**Written instruction**
Using the records that follow, copy every line containing the word "track".
─── Task material
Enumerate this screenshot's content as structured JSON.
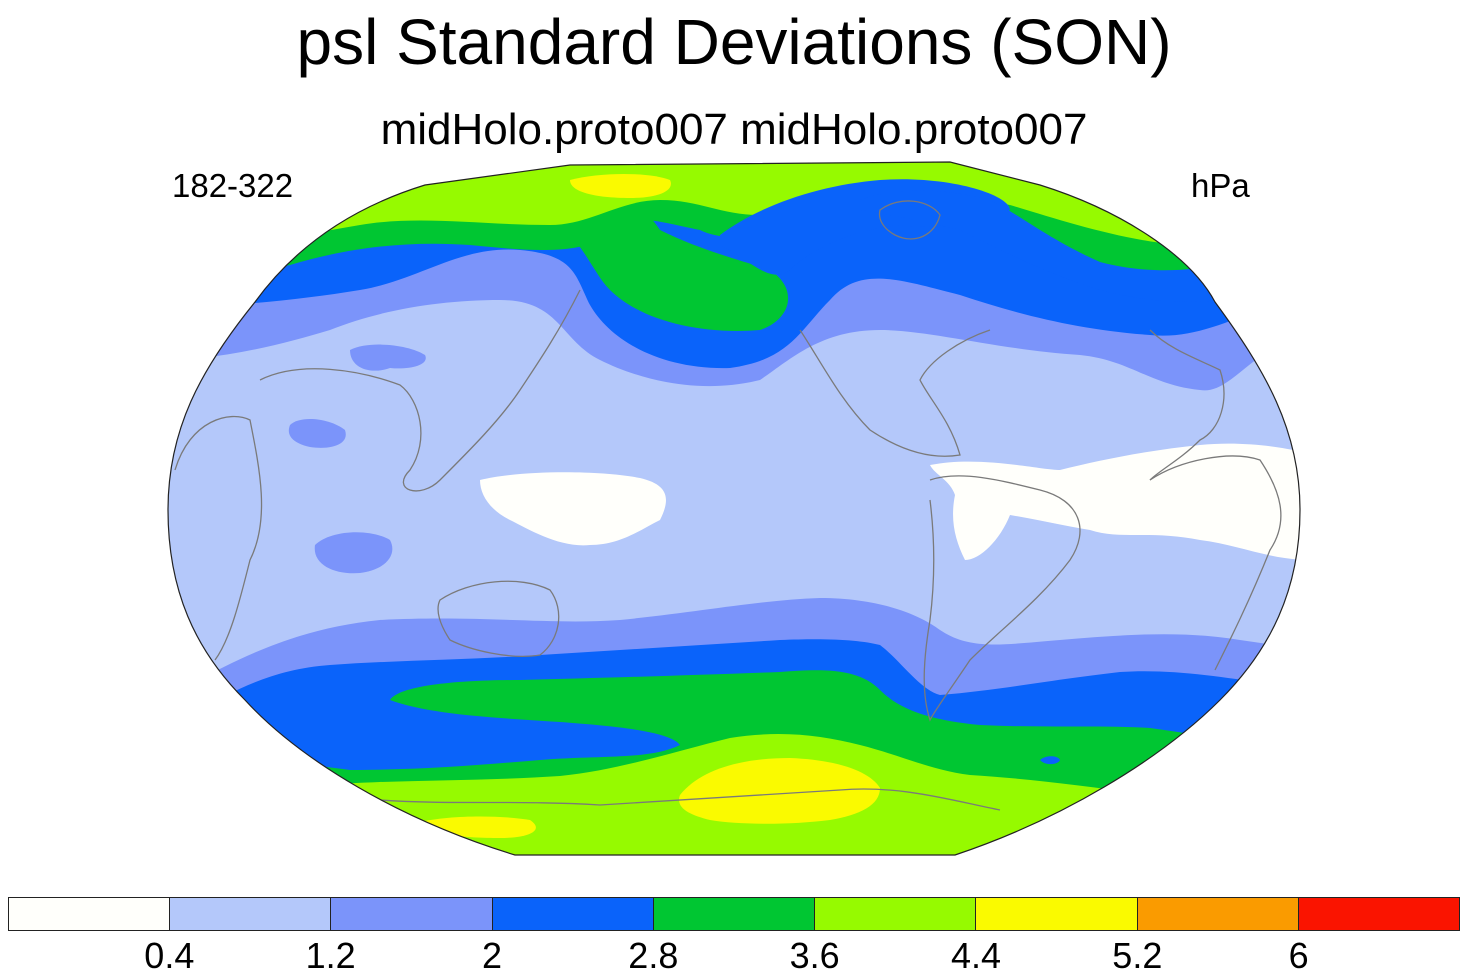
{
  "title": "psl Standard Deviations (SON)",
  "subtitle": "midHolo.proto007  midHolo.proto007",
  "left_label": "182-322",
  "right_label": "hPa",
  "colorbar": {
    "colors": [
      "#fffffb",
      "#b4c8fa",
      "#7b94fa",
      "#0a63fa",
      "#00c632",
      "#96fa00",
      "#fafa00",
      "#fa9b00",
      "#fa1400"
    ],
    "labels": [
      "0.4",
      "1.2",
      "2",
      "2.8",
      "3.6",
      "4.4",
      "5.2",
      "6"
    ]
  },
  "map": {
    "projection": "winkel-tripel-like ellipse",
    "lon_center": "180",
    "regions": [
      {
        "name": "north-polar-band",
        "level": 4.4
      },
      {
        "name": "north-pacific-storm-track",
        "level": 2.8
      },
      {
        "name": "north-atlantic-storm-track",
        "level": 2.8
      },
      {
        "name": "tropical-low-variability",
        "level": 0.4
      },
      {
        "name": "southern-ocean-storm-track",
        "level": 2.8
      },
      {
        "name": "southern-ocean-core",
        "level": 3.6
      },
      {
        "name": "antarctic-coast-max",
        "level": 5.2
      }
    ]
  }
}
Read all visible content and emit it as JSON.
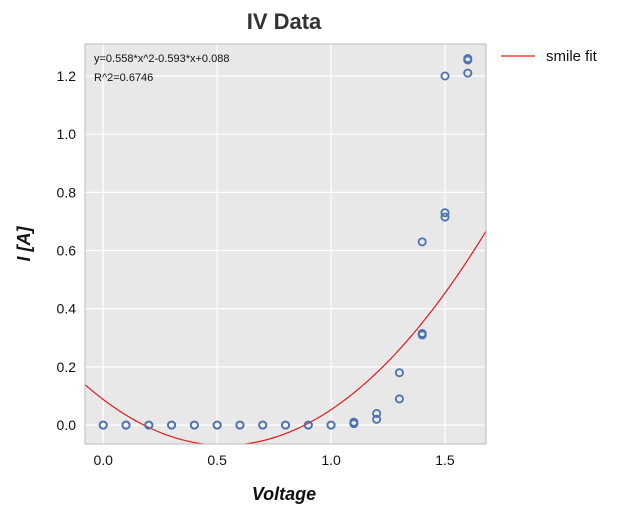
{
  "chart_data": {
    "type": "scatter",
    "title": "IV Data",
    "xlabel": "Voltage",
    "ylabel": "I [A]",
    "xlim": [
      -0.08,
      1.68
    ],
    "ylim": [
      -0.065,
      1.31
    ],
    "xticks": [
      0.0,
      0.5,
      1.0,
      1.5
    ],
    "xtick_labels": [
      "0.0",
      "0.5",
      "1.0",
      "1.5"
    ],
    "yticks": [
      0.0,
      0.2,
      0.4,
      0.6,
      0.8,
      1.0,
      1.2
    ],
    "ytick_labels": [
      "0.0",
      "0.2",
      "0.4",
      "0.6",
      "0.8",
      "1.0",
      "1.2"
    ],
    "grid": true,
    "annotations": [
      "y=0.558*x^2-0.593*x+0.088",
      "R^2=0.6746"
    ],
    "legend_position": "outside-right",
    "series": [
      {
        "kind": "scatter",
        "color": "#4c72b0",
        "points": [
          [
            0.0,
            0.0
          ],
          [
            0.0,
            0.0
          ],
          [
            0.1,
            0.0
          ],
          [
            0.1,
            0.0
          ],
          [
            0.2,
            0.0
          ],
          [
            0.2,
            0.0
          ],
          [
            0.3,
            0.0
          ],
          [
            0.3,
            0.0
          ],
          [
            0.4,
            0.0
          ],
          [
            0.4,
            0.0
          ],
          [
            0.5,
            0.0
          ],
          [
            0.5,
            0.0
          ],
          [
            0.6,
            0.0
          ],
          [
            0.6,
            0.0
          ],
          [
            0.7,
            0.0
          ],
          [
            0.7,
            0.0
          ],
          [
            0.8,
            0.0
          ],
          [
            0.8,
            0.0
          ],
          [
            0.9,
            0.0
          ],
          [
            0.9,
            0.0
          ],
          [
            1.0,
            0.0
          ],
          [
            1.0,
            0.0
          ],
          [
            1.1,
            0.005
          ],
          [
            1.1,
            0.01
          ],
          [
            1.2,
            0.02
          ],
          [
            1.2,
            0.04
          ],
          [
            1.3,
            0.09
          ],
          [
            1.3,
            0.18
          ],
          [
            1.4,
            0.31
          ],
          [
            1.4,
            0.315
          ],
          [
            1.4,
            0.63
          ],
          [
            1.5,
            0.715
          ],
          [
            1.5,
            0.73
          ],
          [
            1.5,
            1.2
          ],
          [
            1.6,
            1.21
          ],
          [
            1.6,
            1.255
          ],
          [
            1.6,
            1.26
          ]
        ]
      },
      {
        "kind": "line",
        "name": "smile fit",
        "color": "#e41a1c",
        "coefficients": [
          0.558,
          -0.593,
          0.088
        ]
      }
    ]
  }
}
──────
**Task result**
        "name": "north-pacific-storm-track",
        "name": "north-atlantic-storm-track",
        "name": "southern-ocean-storm-track",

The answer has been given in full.